What you will do>
Pull every line containing "find" from the entries.

Given data>
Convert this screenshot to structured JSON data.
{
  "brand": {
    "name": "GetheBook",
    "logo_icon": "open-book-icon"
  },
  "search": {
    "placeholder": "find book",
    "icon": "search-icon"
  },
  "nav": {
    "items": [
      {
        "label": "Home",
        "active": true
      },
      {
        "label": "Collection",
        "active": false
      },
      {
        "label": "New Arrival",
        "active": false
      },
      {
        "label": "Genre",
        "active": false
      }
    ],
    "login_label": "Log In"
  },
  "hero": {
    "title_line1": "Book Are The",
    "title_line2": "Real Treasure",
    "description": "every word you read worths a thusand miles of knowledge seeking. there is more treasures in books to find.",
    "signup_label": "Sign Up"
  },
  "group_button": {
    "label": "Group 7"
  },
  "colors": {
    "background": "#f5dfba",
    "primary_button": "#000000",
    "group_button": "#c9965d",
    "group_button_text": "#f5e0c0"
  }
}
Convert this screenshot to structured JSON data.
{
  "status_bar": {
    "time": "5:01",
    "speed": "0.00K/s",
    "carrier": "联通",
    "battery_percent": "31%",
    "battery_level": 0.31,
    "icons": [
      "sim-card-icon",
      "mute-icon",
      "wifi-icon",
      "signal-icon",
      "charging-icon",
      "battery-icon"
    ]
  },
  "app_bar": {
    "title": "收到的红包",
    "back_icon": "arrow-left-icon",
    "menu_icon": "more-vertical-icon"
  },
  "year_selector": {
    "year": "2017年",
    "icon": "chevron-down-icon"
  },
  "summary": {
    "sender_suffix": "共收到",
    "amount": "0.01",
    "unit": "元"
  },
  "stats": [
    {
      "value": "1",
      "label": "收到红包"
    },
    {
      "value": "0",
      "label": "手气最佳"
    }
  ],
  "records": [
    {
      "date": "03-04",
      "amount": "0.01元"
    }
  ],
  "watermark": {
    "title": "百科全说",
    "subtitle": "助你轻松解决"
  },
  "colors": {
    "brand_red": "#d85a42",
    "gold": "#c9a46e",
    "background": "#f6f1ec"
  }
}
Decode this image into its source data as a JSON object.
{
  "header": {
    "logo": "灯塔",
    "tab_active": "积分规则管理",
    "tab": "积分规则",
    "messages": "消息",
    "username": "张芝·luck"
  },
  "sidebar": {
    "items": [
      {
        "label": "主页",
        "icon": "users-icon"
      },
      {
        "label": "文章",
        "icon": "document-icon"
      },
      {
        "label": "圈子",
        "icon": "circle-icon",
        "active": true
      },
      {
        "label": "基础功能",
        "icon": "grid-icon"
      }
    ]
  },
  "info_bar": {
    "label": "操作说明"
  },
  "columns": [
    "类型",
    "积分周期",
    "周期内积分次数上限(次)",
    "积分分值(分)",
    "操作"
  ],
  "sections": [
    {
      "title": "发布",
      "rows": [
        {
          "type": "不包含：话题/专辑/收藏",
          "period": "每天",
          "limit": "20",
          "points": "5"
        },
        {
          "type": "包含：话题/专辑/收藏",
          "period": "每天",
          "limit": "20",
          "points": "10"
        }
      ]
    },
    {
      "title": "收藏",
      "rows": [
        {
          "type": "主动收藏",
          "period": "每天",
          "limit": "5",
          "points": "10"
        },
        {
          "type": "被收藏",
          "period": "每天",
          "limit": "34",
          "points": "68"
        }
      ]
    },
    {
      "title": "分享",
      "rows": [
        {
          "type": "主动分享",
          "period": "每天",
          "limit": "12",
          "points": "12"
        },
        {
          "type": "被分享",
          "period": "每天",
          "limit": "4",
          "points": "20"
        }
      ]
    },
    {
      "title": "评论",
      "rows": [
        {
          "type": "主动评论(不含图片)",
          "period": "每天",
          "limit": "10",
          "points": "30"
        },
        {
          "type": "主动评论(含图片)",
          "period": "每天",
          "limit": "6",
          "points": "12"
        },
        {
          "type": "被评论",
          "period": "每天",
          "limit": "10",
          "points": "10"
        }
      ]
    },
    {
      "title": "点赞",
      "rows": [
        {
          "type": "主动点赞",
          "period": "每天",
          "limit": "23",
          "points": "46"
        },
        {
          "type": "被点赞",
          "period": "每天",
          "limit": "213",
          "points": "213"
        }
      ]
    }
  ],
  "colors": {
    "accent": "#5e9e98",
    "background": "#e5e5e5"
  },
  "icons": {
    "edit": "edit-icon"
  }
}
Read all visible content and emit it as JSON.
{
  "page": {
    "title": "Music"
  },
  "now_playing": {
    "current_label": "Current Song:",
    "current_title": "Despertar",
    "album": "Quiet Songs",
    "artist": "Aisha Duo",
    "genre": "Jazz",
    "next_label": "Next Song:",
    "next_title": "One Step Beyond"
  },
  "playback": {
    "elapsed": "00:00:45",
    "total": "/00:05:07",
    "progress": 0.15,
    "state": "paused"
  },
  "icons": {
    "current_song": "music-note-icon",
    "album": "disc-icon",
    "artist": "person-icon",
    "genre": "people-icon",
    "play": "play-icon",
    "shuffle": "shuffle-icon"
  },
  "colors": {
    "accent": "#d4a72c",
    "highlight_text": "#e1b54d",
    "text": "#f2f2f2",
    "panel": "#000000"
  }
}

Final result>
    "placeholder": "find book",
    "description": "every word you read worths a thusand miles of knowledge seeking. there is more treasures in books to find.",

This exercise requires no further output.